(Recorded data)
▽

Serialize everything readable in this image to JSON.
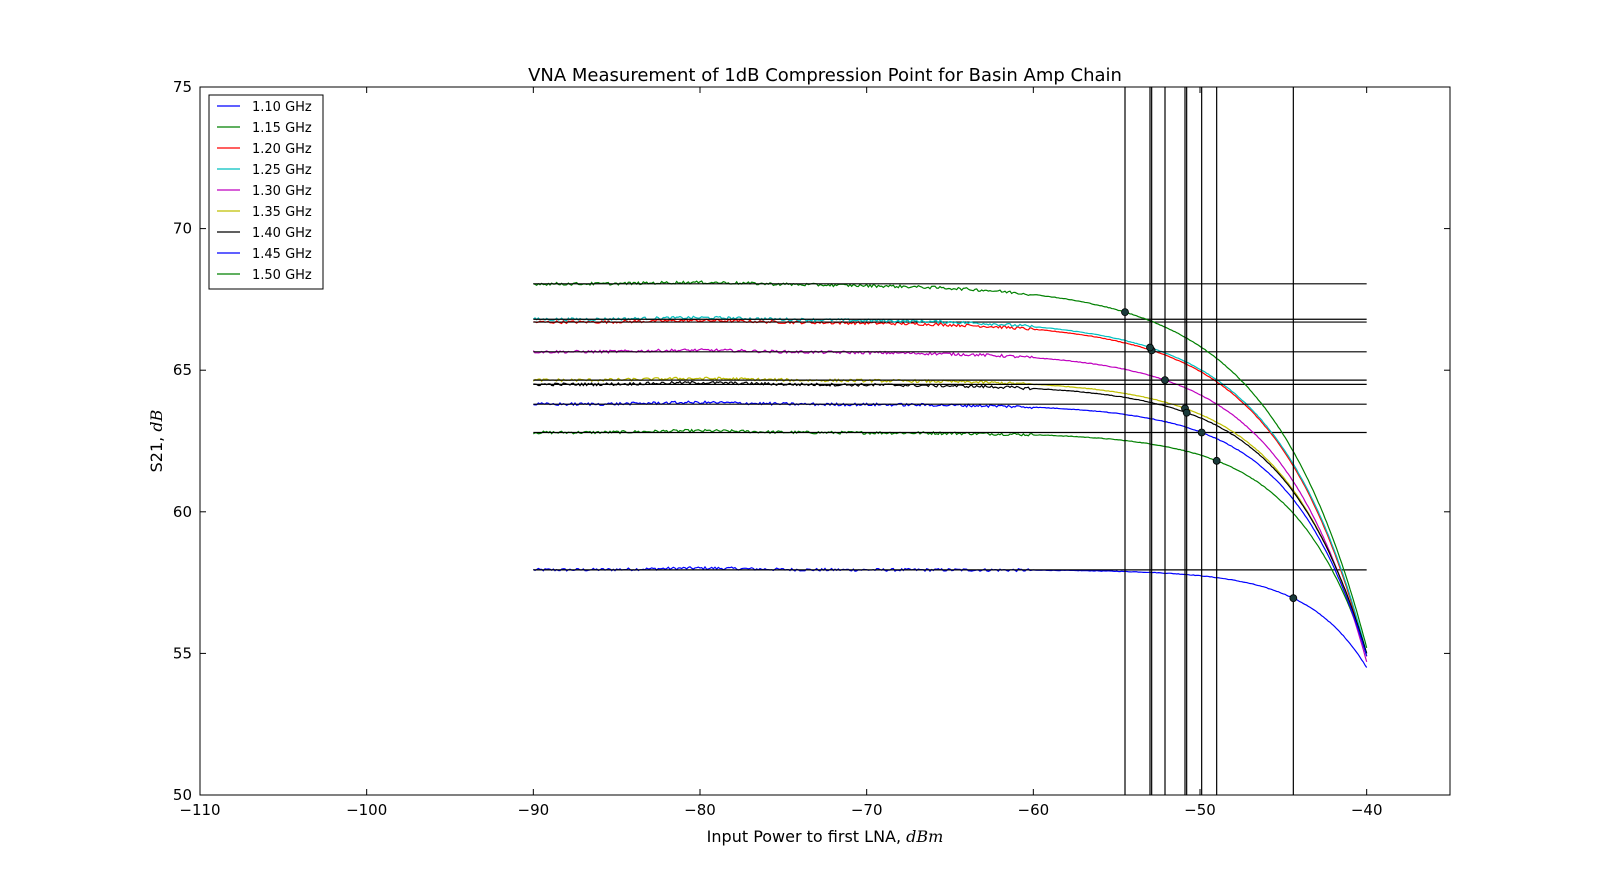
{
  "chart_data": {
    "type": "line",
    "title": "VNA Measurement of 1dB Compression Point for Basin Amp Chain",
    "xlabel": "Input Power to first LNA, ",
    "xlabel_unit": "dBm",
    "ylabel": "S21, ",
    "ylabel_unit": "dB",
    "xlim": [
      -110,
      -35
    ],
    "ylim": [
      50,
      75
    ],
    "xticks": [
      -110,
      -100,
      -90,
      -80,
      -70,
      -60,
      -50,
      -40
    ],
    "yticks": [
      50,
      55,
      60,
      65,
      70,
      75
    ],
    "grid": false,
    "legend_position": "upper-left",
    "series": [
      {
        "name": "1.10 GHz",
        "color": "#0000ff",
        "gain": 57.95,
        "p1db_x": -44.4,
        "p1db_y": 56.95,
        "end_y": 54.5
      },
      {
        "name": "1.15 GHz",
        "color": "#008000",
        "gain": 62.8,
        "p1db_x": -49.0,
        "p1db_y": 61.8,
        "end_y": 55.0
      },
      {
        "name": "1.20 GHz",
        "color": "#ff0000",
        "gain": 66.7,
        "p1db_x": -52.9,
        "p1db_y": 65.7,
        "end_y": 54.9
      },
      {
        "name": "1.25 GHz",
        "color": "#00bfbf",
        "gain": 66.8,
        "p1db_x": -53.0,
        "p1db_y": 65.8,
        "end_y": 55.0
      },
      {
        "name": "1.30 GHz",
        "color": "#bf00bf",
        "gain": 65.65,
        "p1db_x": -52.1,
        "p1db_y": 64.65,
        "end_y": 54.7
      },
      {
        "name": "1.35 GHz",
        "color": "#bfbf00",
        "gain": 64.65,
        "p1db_x": -50.9,
        "p1db_y": 63.65,
        "end_y": 54.9
      },
      {
        "name": "1.40 GHz",
        "color": "#000000",
        "gain": 64.5,
        "p1db_x": -50.8,
        "p1db_y": 63.5,
        "end_y": 55.0
      },
      {
        "name": "1.45 GHz",
        "color": "#0000ff",
        "gain": 63.8,
        "p1db_x": -49.9,
        "p1db_y": 62.8,
        "end_y": 54.9
      },
      {
        "name": "1.50 GHz",
        "color": "#008000",
        "gain": 68.05,
        "p1db_x": -54.5,
        "p1db_y": 67.05,
        "end_y": 55.2
      }
    ],
    "x_start": -90,
    "x_end": -40
  }
}
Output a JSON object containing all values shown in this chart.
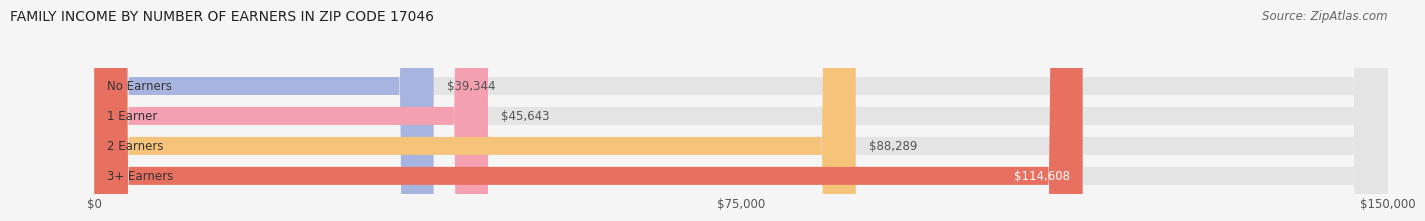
{
  "title": "FAMILY INCOME BY NUMBER OF EARNERS IN ZIP CODE 17046",
  "source": "Source: ZipAtlas.com",
  "categories": [
    "No Earners",
    "1 Earner",
    "2 Earners",
    "3+ Earners"
  ],
  "values": [
    39344,
    45643,
    88289,
    114608
  ],
  "bar_colors": [
    "#a8b4e0",
    "#f4a0b0",
    "#f5c47a",
    "#e87060"
  ],
  "value_labels": [
    "$39,344",
    "$45,643",
    "$88,289",
    "$114,608"
  ],
  "value_label_inside": [
    false,
    false,
    false,
    true
  ],
  "xlim": [
    0,
    150000
  ],
  "xticks": [
    0,
    75000,
    150000
  ],
  "xtick_labels": [
    "$0",
    "$75,000",
    "$150,000"
  ],
  "title_fontsize": 10,
  "source_fontsize": 8.5,
  "label_fontsize": 8.5,
  "value_fontsize": 8.5,
  "tick_fontsize": 8.5,
  "bar_height": 0.6,
  "bg_color": "#f5f5f5",
  "bar_row_bg": "#e4e4e4"
}
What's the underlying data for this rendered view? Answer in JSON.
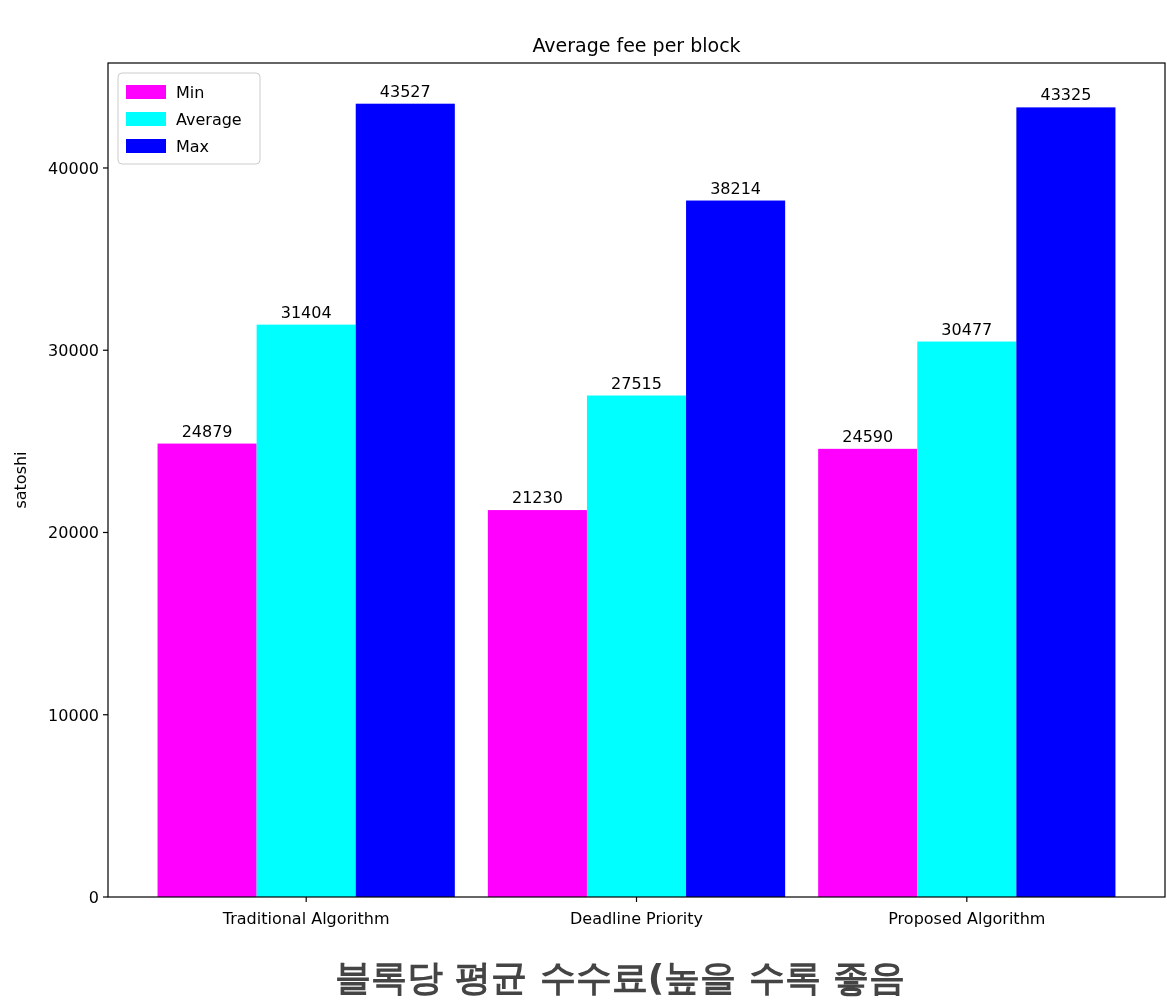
{
  "chart_data": {
    "type": "bar",
    "title": "Average fee per block",
    "ylabel": "satoshi",
    "categories": [
      "Traditional Algorithm",
      "Deadline Priority",
      "Proposed Algorithm"
    ],
    "series": [
      {
        "name": "Min",
        "color": "#ff00ff",
        "values": [
          24879,
          21230,
          24590
        ]
      },
      {
        "name": "Average",
        "color": "#00ffff",
        "values": [
          31404,
          27515,
          30477
        ]
      },
      {
        "name": "Max",
        "color": "#0000ff",
        "values": [
          43527,
          38214,
          43325
        ]
      }
    ],
    "ylim": [
      0,
      45760
    ],
    "yticks": [
      0,
      10000,
      20000,
      30000,
      40000
    ],
    "data_labels": true,
    "legend": "top left",
    "annotations": [
      "블록당 평균 수수료(높을 수록 좋음"
    ]
  }
}
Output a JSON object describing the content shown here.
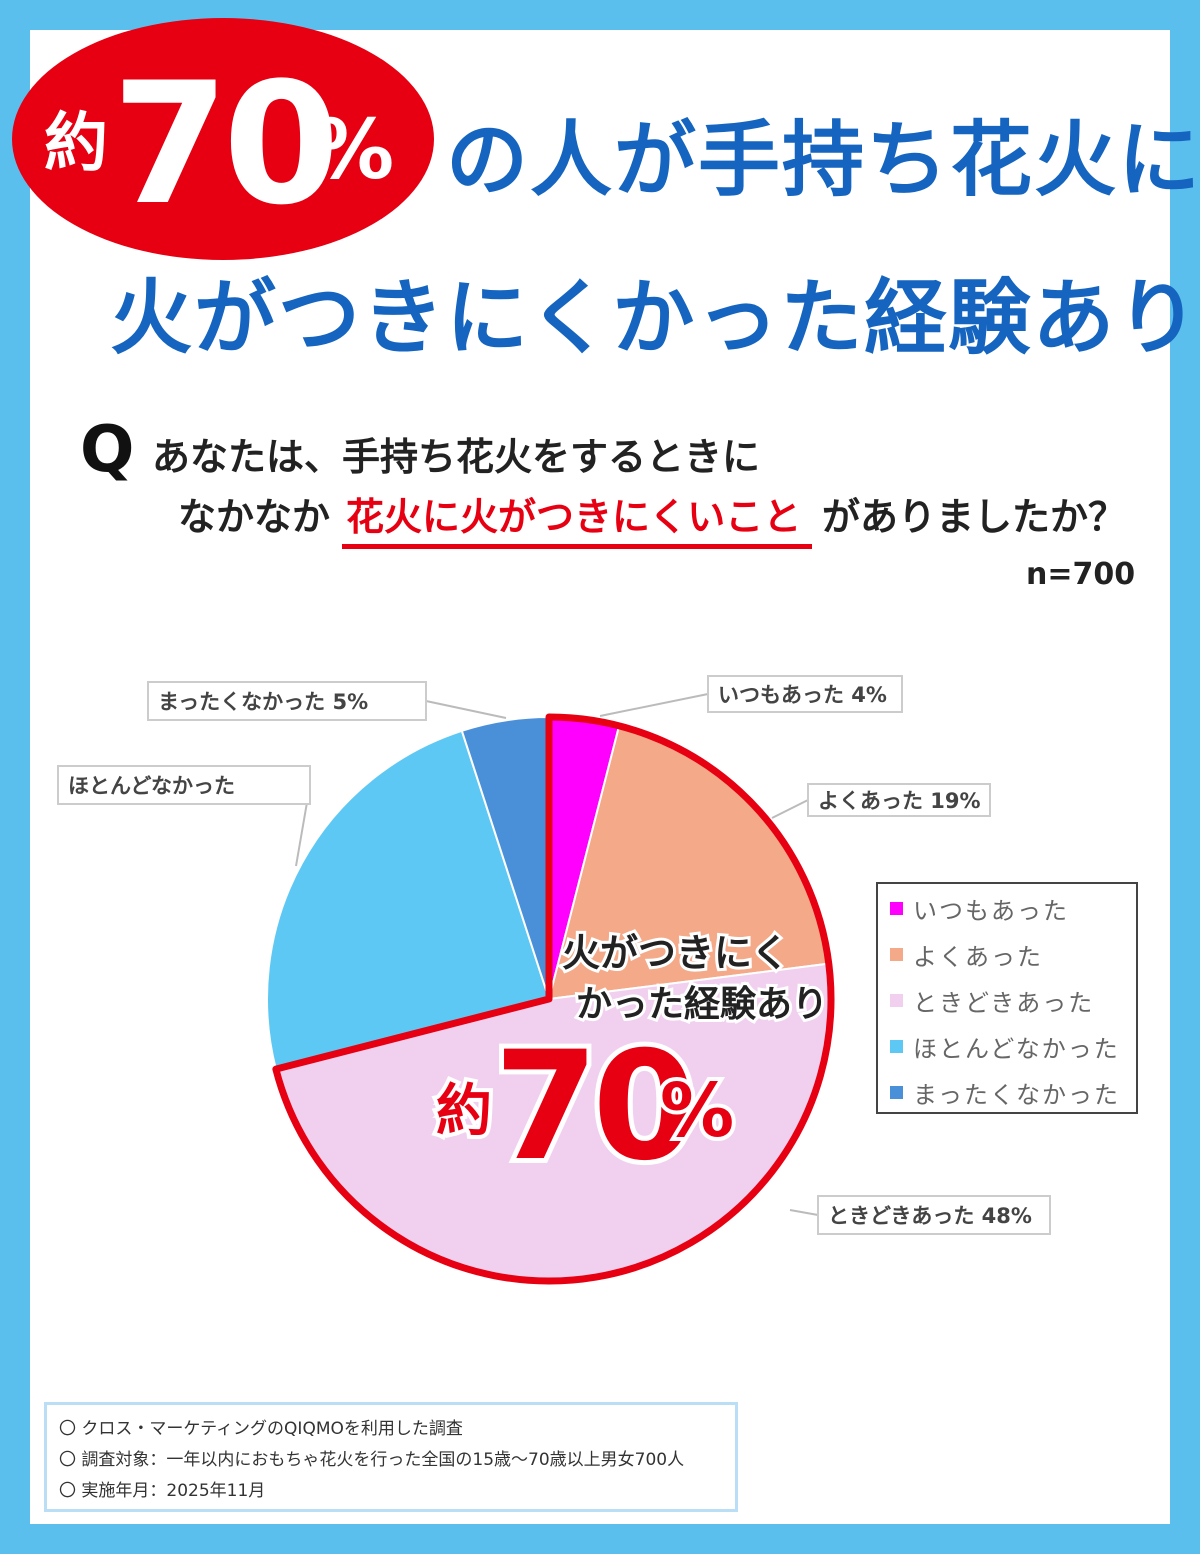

△

WRITTEN PROBLEM
Make an exact reproduction of the listing above, without any pictures.

TASK OUTPUT
Serialize everything readable in this image to JSON.
{
  "chart_data": {
    "type": "line",
    "title": "VNA Measurement of 1dB Compression Point for Basin Amp Chain",
    "xlabel": "Input Power to first LNA, ",
    "xlabel_unit": "dBm",
    "ylabel": "S21, ",
    "ylabel_unit": "dB",
    "xlim": [
      -110,
      -35
    ],
    "ylim": [
      50,
      75
    ],
    "xticks": [
      -110,
      -100,
      -90,
      -80,
      -70,
      -60,
      -50,
      -40
    ],
    "yticks": [
      50,
      55,
      60,
      65,
      70,
      75
    ],
    "grid": false,
    "legend_position": "upper-left",
    "series": [
      {
        "name": "1.10 GHz",
        "color": "#0000ff",
        "gain": 57.95,
        "p1db_x": -44.4,
        "p1db_y": 56.95,
        "end_y": 54.5
      },
      {
        "name": "1.15 GHz",
        "color": "#008000",
        "gain": 62.8,
        "p1db_x": -49.0,
        "p1db_y": 61.8,
        "end_y": 55.0
      },
      {
        "name": "1.20 GHz",
        "color": "#ff0000",
        "gain": 66.7,
        "p1db_x": -52.9,
        "p1db_y": 65.7,
        "end_y": 54.9
      },
      {
        "name": "1.25 GHz",
        "color": "#00bfbf",
        "gain": 66.8,
        "p1db_x": -53.0,
        "p1db_y": 65.8,
        "end_y": 55.0
      },
      {
        "name": "1.30 GHz",
        "color": "#bf00bf",
        "gain": 65.65,
        "p1db_x": -52.1,
        "p1db_y": 64.65,
        "end_y": 54.7
      },
      {
        "name": "1.35 GHz",
        "color": "#bfbf00",
        "gain": 64.65,
        "p1db_x": -50.9,
        "p1db_y": 63.65,
        "end_y": 54.9
      },
      {
        "name": "1.40 GHz",
        "color": "#000000",
        "gain": 64.5,
        "p1db_x": -50.8,
        "p1db_y": 63.5,
        "end_y": 55.0
      },
      {
        "name": "1.45 GHz",
        "color": "#0000ff",
        "gain": 63.8,
        "p1db_x": -49.9,
        "p1db_y": 62.8,
        "end_y": 54.9
      },
      {
        "name": "1.50 GHz",
        "color": "#008000",
        "gain": 68.05,
        "p1db_x": -54.5,
        "p1db_y": 67.05,
        "end_y": 55.2
      }
    ],
    "x_start": -90,
    "x_end": -40
  }
}
Output a JSON object containing all values shown in this chart.
{
  "title": "FAMILY INCOME BY NUMBER OF EARNERS IN ZIP CODE 17046",
  "source": "Source: ZipAtlas.com",
  "categories": [
    "No Earners",
    "1 Earner",
    "2 Earners",
    "3+ Earners"
  ],
  "values": [
    39344,
    45643,
    88289,
    114608
  ],
  "bar_colors": [
    "#a8b4e0",
    "#f4a0b0",
    "#f5c47a",
    "#e87060"
  ],
  "value_labels": [
    "$39,344",
    "$45,643",
    "$88,289",
    "$114,608"
  ],
  "value_label_inside": [
    false,
    false,
    false,
    true
  ],
  "xlim": [
    0,
    150000
  ],
  "xticks": [
    0,
    75000,
    150000
  ],
  "xtick_labels": [
    "$0",
    "$75,000",
    "$150,000"
  ],
  "title_fontsize": 10,
  "source_fontsize": 8.5,
  "label_fontsize": 8.5,
  "value_fontsize": 8.5,
  "tick_fontsize": 8.5,
  "bar_height": 0.6,
  "bg_color": "#f5f5f5",
  "bar_row_bg": "#e4e4e4"
}
What's the underlying data for this rendered view? Answer in JSON.
{
  "chart_data": {
    "type": "bar",
    "title": "Average fee per block",
    "ylabel": "satoshi",
    "categories": [
      "Traditional Algorithm",
      "Deadline Priority",
      "Proposed Algorithm"
    ],
    "series": [
      {
        "name": "Min",
        "color": "#ff00ff",
        "values": [
          24879,
          21230,
          24590
        ]
      },
      {
        "name": "Average",
        "color": "#00ffff",
        "values": [
          31404,
          27515,
          30477
        ]
      },
      {
        "name": "Max",
        "color": "#0000ff",
        "values": [
          43527,
          38214,
          43325
        ]
      }
    ],
    "ylim": [
      0,
      45760
    ],
    "yticks": [
      0,
      10000,
      20000,
      30000,
      40000
    ],
    "data_labels": true,
    "legend": "top left",
    "annotations": [
      "블록당 평균 수수료(높을 수록 좋음"
    ]
  }
}
Output a JSON object describing the content shown here.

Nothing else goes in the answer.